(Problem requirements)
Filter the records below for the word "ylabel". Copy each line that holds it.

(Data)
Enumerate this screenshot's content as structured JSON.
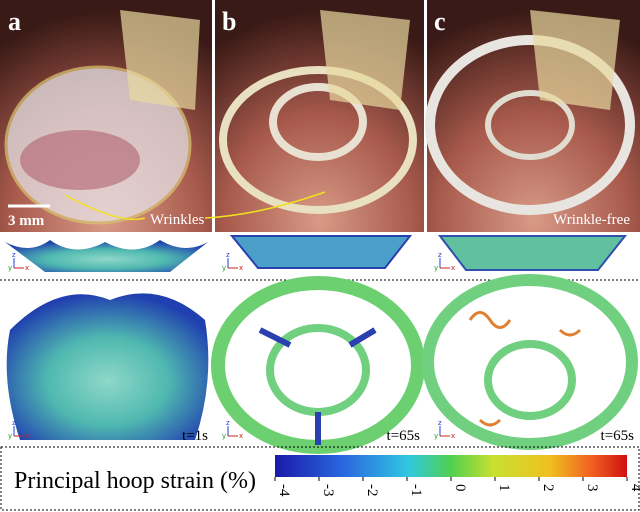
{
  "panels": [
    {
      "letter": "a",
      "time": "t=1s"
    },
    {
      "letter": "b",
      "time": "t=65s"
    },
    {
      "letter": "c",
      "time": "t=65s"
    }
  ],
  "scale_bar": "3 mm",
  "annotations": {
    "left": "Wrinkles",
    "right": "Wrinkle-free"
  },
  "axes": [
    "x",
    "y",
    "z"
  ],
  "colorbar": {
    "label": "Principal hoop strain (%)",
    "lim": [
      -4,
      4
    ],
    "ticks": [
      -4,
      -3,
      -2,
      -1,
      0,
      1,
      2,
      3,
      4
    ]
  }
}
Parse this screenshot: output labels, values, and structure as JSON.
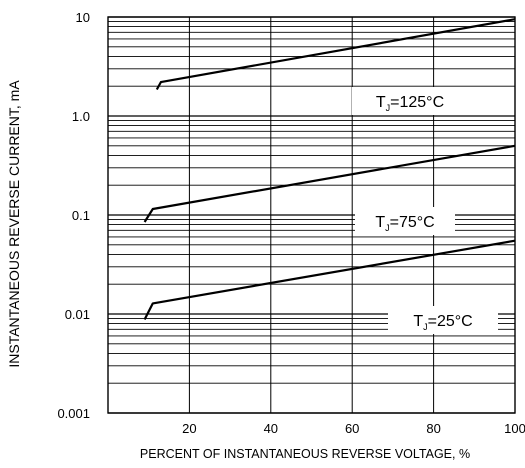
{
  "chart_data": {
    "type": "line",
    "title": "",
    "xlabel": "PERCENT OF INSTANTANEOUS REVERSE VOLTAGE, %",
    "ylabel": "INSTANTANEOUS REVERSE CURRENT, mA",
    "xlim": [
      0,
      100
    ],
    "ylim": [
      0.001,
      10
    ],
    "yscale": "log",
    "x_ticks": [
      20,
      40,
      60,
      80,
      100
    ],
    "y_ticks": [
      0.001,
      0.01,
      0.1,
      1.0,
      10
    ],
    "x_tick_labels": [
      "20",
      "40",
      "60",
      "80",
      "100"
    ],
    "y_tick_labels": [
      "0.001",
      "0.01",
      "0.1",
      "1.0",
      "10"
    ],
    "grid": true,
    "series": [
      {
        "name": "TJ=125°C",
        "label_main": "T",
        "label_sub": "J",
        "label_rest": "=125°C",
        "x": [
          12,
          13,
          100
        ],
        "y": [
          1.85,
          2.2,
          9.5
        ]
      },
      {
        "name": "TJ=75°C",
        "label_main": "T",
        "label_sub": "J",
        "label_rest": "=75°C",
        "x": [
          9,
          11,
          100
        ],
        "y": [
          0.085,
          0.115,
          0.5
        ]
      },
      {
        "name": "TJ=25°C",
        "label_main": "T",
        "label_sub": "J",
        "label_rest": "=25°C",
        "x": [
          9,
          11,
          100
        ],
        "y": [
          0.0088,
          0.0128,
          0.055
        ]
      }
    ]
  }
}
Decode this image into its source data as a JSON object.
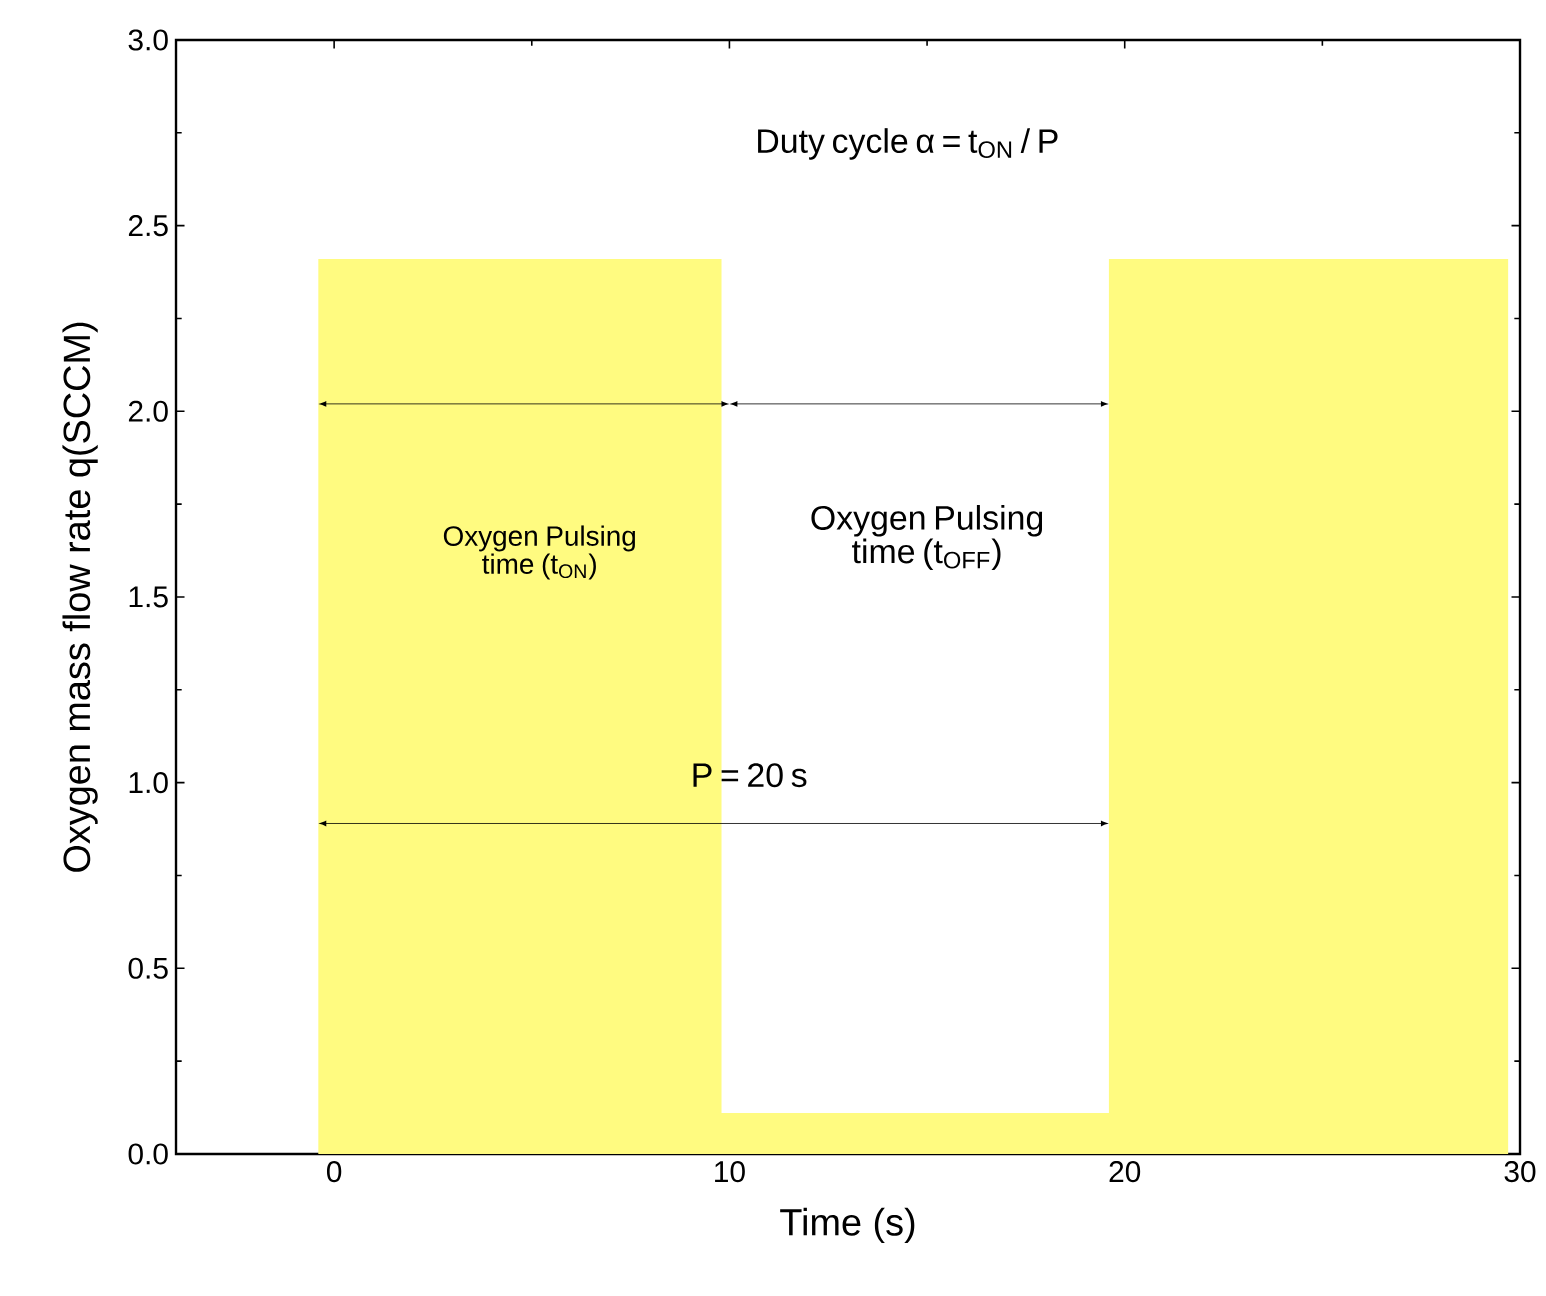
{
  "chart_data": {
    "type": "area",
    "xlabel": "Time (s)",
    "ylabel": "Oxygen mass flow rate q(SCCM)",
    "x": [
      -0.4,
      9.8,
      9.8,
      19.6,
      19.6,
      29.7
    ],
    "values": [
      2.41,
      2.41,
      0.11,
      0.11,
      2.41,
      2.41
    ],
    "color": "#fffb80",
    "xlim": [
      -4,
      30
    ],
    "ylim": [
      0,
      3
    ],
    "xticks": [
      0,
      10,
      20,
      30
    ],
    "yticks": [
      {
        "value": 0,
        "label": "0.0"
      },
      {
        "value": 0.5,
        "label": "0.5"
      },
      {
        "value": 1,
        "label": "1.0"
      },
      {
        "value": 1.5,
        "label": "1.5"
      },
      {
        "value": 2,
        "label": "2.0"
      },
      {
        "value": 2.5,
        "label": "2.5"
      },
      {
        "value": 3,
        "label": "3.0"
      }
    ],
    "annotations": [
      "Duty cycle α = t$_{ON}$ / P",
      "Oxygen Pulsing time (t$_{ON}$)",
      "Oxygen Pulsing time (t$_{OFF}$)",
      "P = 20 s"
    ],
    "grid": false
  }
}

(Result)
    "ylabel": "INSTANTANEOUS REVERSE CURRENT, mA",
    "ylabel": "Oxygen mass flow rate q(SCCM)",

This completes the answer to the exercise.